■ **PROVIDED ENTRIES**
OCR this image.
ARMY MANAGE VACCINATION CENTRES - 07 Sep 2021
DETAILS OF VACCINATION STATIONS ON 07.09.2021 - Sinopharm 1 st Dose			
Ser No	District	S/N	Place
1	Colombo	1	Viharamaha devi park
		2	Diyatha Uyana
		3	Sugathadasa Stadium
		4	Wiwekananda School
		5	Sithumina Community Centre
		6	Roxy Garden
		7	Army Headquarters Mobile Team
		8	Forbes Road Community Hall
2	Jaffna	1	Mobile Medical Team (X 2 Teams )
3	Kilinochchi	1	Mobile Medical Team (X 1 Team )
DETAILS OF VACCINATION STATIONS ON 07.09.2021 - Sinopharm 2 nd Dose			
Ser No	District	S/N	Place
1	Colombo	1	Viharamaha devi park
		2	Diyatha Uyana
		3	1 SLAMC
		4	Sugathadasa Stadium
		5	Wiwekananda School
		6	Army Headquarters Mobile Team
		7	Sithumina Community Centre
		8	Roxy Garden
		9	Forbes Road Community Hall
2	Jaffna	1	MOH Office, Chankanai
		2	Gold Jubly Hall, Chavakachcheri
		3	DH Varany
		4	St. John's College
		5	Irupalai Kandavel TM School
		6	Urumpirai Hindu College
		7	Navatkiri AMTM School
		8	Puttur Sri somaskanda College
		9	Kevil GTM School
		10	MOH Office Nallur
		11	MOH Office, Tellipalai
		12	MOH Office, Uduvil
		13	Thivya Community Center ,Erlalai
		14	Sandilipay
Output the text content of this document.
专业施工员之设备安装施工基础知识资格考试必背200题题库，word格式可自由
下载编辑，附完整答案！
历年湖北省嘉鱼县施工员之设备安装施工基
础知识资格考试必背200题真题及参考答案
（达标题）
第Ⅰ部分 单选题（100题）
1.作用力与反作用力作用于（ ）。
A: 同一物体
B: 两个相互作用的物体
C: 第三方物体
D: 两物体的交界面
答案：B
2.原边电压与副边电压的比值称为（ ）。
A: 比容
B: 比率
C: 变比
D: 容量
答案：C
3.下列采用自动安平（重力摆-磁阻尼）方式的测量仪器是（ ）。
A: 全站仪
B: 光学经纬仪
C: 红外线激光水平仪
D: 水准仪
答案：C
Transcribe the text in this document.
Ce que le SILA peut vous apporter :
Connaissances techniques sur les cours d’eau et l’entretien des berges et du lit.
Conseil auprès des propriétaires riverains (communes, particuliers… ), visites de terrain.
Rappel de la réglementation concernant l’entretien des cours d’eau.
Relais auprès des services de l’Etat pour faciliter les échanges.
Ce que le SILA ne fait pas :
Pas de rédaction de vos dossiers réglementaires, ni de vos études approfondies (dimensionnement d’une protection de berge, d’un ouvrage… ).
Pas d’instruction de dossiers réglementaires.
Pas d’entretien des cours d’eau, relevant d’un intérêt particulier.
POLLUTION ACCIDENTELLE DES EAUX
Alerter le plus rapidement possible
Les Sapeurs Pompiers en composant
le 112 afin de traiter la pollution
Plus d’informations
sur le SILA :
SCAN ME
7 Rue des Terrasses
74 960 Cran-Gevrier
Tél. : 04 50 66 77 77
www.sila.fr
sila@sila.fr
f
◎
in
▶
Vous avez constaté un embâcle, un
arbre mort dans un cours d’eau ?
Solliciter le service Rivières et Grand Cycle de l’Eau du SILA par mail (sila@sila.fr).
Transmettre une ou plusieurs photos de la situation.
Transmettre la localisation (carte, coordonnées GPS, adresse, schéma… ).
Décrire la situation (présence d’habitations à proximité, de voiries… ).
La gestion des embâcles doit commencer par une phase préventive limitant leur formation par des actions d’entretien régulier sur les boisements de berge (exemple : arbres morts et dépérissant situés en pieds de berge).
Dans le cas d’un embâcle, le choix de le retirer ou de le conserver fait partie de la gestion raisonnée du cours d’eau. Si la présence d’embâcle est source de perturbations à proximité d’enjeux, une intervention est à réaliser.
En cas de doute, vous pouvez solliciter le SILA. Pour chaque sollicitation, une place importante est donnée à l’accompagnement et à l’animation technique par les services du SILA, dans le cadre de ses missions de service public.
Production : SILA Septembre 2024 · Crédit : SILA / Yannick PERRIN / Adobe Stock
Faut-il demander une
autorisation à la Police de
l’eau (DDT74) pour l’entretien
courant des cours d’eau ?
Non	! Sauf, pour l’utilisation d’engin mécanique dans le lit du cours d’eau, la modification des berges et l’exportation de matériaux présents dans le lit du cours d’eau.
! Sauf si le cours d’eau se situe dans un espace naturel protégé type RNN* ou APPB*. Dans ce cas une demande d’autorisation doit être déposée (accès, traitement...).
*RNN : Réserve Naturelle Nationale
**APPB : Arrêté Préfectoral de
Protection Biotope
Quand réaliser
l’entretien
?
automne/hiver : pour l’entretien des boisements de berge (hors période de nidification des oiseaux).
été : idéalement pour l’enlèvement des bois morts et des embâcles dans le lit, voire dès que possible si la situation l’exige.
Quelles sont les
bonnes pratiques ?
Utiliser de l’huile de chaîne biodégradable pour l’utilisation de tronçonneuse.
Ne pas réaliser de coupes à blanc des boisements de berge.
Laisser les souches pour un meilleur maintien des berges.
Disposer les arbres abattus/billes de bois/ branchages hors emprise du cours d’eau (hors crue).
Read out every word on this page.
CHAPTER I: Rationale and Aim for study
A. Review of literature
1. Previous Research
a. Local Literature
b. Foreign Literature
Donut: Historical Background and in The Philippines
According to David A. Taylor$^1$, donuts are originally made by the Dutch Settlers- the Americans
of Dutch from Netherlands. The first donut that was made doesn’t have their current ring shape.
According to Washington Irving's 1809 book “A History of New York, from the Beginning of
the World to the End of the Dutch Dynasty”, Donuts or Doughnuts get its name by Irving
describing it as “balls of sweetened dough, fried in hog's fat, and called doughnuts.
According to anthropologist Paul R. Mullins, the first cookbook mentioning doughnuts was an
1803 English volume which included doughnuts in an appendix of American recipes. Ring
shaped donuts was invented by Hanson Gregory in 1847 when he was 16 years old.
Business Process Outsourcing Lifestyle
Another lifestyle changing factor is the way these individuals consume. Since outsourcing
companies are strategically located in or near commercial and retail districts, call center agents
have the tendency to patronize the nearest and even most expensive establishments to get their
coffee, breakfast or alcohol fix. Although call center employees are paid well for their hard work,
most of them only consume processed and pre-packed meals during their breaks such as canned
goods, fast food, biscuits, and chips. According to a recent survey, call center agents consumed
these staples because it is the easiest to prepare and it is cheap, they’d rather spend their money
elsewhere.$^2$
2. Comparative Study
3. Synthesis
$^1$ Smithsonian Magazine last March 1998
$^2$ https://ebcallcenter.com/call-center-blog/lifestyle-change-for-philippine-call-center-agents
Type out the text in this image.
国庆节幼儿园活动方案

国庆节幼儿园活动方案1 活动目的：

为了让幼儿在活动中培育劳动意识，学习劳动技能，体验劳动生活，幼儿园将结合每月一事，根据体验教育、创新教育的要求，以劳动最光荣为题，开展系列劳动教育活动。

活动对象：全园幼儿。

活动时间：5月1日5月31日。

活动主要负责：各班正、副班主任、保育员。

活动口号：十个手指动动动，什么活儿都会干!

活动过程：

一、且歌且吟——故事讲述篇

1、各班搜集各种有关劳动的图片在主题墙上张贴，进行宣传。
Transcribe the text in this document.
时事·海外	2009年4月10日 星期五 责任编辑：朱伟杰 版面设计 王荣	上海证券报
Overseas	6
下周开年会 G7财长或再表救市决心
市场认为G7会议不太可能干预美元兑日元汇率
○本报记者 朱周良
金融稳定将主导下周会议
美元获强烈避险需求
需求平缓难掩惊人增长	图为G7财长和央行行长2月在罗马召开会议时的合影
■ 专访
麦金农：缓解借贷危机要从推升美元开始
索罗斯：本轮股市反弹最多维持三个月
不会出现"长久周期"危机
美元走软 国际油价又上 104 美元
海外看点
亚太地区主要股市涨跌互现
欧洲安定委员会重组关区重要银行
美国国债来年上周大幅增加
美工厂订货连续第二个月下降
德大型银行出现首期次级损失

■ **YOUR TASK**
Read the entries and show each line that mentions "STATIONS".

■ **CORRECT RESPONSE**
DETAILS OF VACCINATION STATIONS ON 07.09.2021 - Sinopharm 1 st Dose			
DETAILS OF VACCINATION STATIONS ON 07.09.2021 - Sinopharm 2 nd Dose			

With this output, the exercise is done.